» **Exercise goal**:
Set down all of the data exactly as it appears.

Dataset records:
--

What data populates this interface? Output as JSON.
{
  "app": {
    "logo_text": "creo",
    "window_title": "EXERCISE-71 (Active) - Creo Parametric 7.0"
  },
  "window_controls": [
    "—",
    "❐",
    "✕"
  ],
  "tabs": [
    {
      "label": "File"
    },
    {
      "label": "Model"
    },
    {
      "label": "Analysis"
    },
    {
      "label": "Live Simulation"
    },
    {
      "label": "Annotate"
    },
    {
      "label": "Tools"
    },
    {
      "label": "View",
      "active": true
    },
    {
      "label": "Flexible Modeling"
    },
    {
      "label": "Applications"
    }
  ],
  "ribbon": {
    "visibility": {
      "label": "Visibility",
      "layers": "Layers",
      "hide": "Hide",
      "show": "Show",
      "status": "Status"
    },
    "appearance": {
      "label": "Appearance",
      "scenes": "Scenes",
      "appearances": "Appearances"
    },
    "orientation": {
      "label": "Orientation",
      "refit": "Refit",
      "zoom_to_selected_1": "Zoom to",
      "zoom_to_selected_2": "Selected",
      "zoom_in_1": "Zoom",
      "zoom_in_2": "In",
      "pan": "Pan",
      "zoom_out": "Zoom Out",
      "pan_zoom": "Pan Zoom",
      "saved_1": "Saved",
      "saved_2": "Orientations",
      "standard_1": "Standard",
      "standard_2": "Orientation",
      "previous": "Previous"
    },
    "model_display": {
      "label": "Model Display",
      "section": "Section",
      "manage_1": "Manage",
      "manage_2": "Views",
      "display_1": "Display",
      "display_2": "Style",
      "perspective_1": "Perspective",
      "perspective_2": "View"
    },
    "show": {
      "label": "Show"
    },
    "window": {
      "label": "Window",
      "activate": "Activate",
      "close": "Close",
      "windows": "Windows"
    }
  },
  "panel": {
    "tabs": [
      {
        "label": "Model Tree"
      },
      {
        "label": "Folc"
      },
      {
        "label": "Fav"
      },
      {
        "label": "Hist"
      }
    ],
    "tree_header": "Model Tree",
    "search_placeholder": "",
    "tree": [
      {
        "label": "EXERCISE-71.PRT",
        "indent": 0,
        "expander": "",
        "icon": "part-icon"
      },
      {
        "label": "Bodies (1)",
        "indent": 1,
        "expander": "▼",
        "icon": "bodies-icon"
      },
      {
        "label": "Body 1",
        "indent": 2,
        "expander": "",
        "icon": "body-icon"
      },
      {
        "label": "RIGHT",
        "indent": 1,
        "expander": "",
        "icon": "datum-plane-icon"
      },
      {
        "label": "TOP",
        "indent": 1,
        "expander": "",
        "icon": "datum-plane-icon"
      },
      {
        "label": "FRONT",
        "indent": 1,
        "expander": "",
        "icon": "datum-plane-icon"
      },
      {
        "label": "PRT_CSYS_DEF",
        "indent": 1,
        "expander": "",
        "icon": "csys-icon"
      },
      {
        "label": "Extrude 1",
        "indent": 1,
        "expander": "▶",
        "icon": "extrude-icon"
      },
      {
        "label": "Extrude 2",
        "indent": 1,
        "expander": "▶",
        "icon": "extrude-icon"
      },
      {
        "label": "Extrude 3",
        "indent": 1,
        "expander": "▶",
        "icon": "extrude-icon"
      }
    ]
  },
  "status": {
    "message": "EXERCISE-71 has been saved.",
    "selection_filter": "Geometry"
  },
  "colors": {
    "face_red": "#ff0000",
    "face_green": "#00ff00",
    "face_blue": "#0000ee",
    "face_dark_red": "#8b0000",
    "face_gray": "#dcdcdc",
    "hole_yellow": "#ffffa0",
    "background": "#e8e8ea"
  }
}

--

» **Exercise answer**:
What data populates this interface? Output as JSON.
{
  "app": {
    "logo_text": "creo",
    "window_title": "EXERCISE-71 (Active) - Creo Parametric 7.0"
  },
  "window_controls": [
    "—",
    "❐",
    "✕"
  ],
  "tabs": [
    {
      "label": "File"
    },
    {
      "label": "Model"
    },
    {
      "label": "Analysis"
    },
    {
      "label": "Live Simulation"
    },
    {
      "label": "Annotate"
    },
    {
      "label": "Tools"
    },
    {
      "label": "View",
      "active": true
    },
    {
      "label": "Flexible Modeling"
    },
    {
      "label": "Applications"
    }
  ],
  "ribbon": {
    "visibility": {
      "label": "Visibility",
      "layers": "Layers",
      "hide": "Hide",
      "show": "Show",
      "status": "Status"
    },
    "appearance": {
      "label": "Appearance",
      "scenes": "Scenes",
      "appearances": "Appearances"
    },
    "orientation": {
      "label": "Orientation",
      "refit": "Refit",
      "zoom_to_selected_1": "Zoom to",
      "zoom_to_selected_2": "Selected",
      "zoom_in_1": "Zoom",
      "zoom_in_2": "In",
      "pan": "Pan",
      "zoom_out": "Zoom Out",
      "pan_zoom": "Pan Zoom",
      "saved_1": "Saved",
      "saved_2": "Orientations",
      "standard_1": "Standard",
      "standard_2": "Orientation",
      "previous": "Previous"
    },
    "model_display": {
      "label": "Model Display",
      "section": "Section",
      "manage_1": "Manage",
      "manage_2": "Views",
      "display_1": "Display",
      "display_2": "Style",
      "perspective_1": "Perspective",
      "perspective_2": "View"
    },
    "show": {
      "label": "Show"
    },
    "window": {
      "label": "Window",
      "activate": "Activate",
      "close": "Close",
      "windows": "Windows"
    }
  },
  "panel": {
    "tabs": [
      {
        "label": "Model Tree"
      },
      {
        "label": "Folc"
      },
      {
        "label": "Fav"
      },
      {
        "label": "Hist"
      }
    ],
    "tree_header": "Model Tree",
    "search_placeholder": "",
    "tree": [
      {
        "label": "EXERCISE-71.PRT",
        "indent": 0,
        "expander": "",
        "icon": "part-icon"
      },
      {
        "label": "Bodies (1)",
        "indent": 1,
        "expander": "▼",
        "icon": "bodies-icon"
      },
      {
        "label": "Body 1",
        "indent": 2,
        "expander": "",
        "icon": "body-icon"
      },
      {
        "label": "RIGHT",
        "indent": 1,
        "expander": "",
        "icon": "datum-plane-icon"
      },
      {
        "label": "TOP",
        "indent": 1,
        "expander": "",
        "icon": "datum-plane-icon"
      },
      {
        "label": "FRONT",
        "indent": 1,
        "expander": "",
        "icon": "datum-plane-icon"
      },
      {
        "label": "PRT_CSYS_DEF",
        "indent": 1,
        "expander": "",
        "icon": "csys-icon"
      },
      {
        "label": "Extrude 1",
        "indent": 1,
        "expander": "▶",
        "icon": "extrude-icon"
      },
      {
        "label": "Extrude 2",
        "indent": 1,
        "expander": "▶",
        "icon": "extrude-icon"
      },
      {
        "label": "Extrude 3",
        "indent": 1,
        "expander": "▶",
        "icon": "extrude-icon"
      }
    ]
  },
  "status": {
    "message": "EXERCISE-71 has been saved.",
    "selection_filter": "Geometry"
  },
  "colors": {
    "face_red": "#ff0000",
    "face_green": "#00ff00",
    "face_blue": "#0000ee",
    "face_dark_red": "#8b0000",
    "face_gray": "#dcdcdc",
    "hole_yellow": "#ffffa0",
    "background": "#e8e8ea"
  }
}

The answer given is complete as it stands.